Will you print the material below without altering a single character?

+++

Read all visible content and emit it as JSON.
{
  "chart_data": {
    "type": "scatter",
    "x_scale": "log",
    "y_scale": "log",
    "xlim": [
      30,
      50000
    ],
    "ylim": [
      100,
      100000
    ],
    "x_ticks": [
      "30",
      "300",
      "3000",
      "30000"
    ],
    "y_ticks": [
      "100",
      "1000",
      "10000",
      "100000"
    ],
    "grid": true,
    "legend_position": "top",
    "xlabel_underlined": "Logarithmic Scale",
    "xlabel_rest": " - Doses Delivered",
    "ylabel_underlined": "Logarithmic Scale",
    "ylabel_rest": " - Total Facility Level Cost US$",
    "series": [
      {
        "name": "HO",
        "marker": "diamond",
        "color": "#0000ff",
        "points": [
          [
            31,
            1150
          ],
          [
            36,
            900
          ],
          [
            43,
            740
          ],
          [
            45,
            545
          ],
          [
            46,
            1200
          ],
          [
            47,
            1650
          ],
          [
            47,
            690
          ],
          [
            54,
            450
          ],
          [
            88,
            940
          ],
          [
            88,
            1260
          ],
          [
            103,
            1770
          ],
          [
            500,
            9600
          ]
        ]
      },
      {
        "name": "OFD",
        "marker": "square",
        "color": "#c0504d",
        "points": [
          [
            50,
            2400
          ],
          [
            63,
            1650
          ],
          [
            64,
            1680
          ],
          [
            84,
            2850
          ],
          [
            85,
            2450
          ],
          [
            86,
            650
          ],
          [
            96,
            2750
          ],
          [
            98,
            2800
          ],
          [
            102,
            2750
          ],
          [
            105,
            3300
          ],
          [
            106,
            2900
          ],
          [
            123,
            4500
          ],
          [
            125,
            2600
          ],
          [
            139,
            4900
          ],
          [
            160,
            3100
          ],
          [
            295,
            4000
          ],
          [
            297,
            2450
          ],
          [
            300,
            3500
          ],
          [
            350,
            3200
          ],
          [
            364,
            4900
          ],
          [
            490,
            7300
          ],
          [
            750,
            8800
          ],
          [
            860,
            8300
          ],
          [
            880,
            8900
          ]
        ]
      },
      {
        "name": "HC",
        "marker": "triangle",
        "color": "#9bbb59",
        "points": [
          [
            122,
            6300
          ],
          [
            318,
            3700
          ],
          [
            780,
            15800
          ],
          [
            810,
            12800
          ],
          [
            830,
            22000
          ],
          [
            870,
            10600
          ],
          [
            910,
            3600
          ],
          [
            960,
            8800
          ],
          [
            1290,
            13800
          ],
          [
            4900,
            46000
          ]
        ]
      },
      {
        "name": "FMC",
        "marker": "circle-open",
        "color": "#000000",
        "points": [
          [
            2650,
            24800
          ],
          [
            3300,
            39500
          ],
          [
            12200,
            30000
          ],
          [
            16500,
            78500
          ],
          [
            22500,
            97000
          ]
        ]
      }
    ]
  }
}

+++

[Full answer]
Read all visible content and emit it as JSON.
{
  "chart_data": {
    "type": "scatter",
    "x_scale": "log",
    "y_scale": "log",
    "xlim": [
      30,
      50000
    ],
    "ylim": [
      100,
      100000
    ],
    "x_ticks": [
      "30",
      "300",
      "3000",
      "30000"
    ],
    "y_ticks": [
      "100",
      "1000",
      "10000",
      "100000"
    ],
    "grid": true,
    "legend_position": "top",
    "xlabel_underlined": "Logarithmic Scale",
    "xlabel_rest": " - Doses Delivered",
    "ylabel_underlined": "Logarithmic Scale",
    "ylabel_rest": " - Total Facility Level Cost US$",
    "series": [
      {
        "name": "HO",
        "marker": "diamond",
        "color": "#0000ff",
        "points": [
          [
            31,
            1150
          ],
          [
            36,
            900
          ],
          [
            43,
            740
          ],
          [
            45,
            545
          ],
          [
            46,
            1200
          ],
          [
            47,
            1650
          ],
          [
            47,
            690
          ],
          [
            54,
            450
          ],
          [
            88,
            940
          ],
          [
            88,
            1260
          ],
          [
            103,
            1770
          ],
          [
            500,
            9600
          ]
        ]
      },
      {
        "name": "OFD",
        "marker": "square",
        "color": "#c0504d",
        "points": [
          [
            50,
            2400
          ],
          [
            63,
            1650
          ],
          [
            64,
            1680
          ],
          [
            84,
            2850
          ],
          [
            85,
            2450
          ],
          [
            86,
            650
          ],
          [
            96,
            2750
          ],
          [
            98,
            2800
          ],
          [
            102,
            2750
          ],
          [
            105,
            3300
          ],
          [
            106,
            2900
          ],
          [
            123,
            4500
          ],
          [
            125,
            2600
          ],
          [
            139,
            4900
          ],
          [
            160,
            3100
          ],
          [
            295,
            4000
          ],
          [
            297,
            2450
          ],
          [
            300,
            3500
          ],
          [
            350,
            3200
          ],
          [
            364,
            4900
          ],
          [
            490,
            7300
          ],
          [
            750,
            8800
          ],
          [
            860,
            8300
          ],
          [
            880,
            8900
          ]
        ]
      },
      {
        "name": "HC",
        "marker": "triangle",
        "color": "#9bbb59",
        "points": [
          [
            122,
            6300
          ],
          [
            318,
            3700
          ],
          [
            780,
            15800
          ],
          [
            810,
            12800
          ],
          [
            830,
            22000
          ],
          [
            870,
            10600
          ],
          [
            910,
            3600
          ],
          [
            960,
            8800
          ],
          [
            1290,
            13800
          ],
          [
            4900,
            46000
          ]
        ]
      },
      {
        "name": "FMC",
        "marker": "circle-open",
        "color": "#000000",
        "points": [
          [
            2650,
            24800
          ],
          [
            3300,
            39500
          ],
          [
            12200,
            30000
          ],
          [
            16500,
            78500
          ],
          [
            22500,
            97000
          ]
        ]
      }
    ]
  }
}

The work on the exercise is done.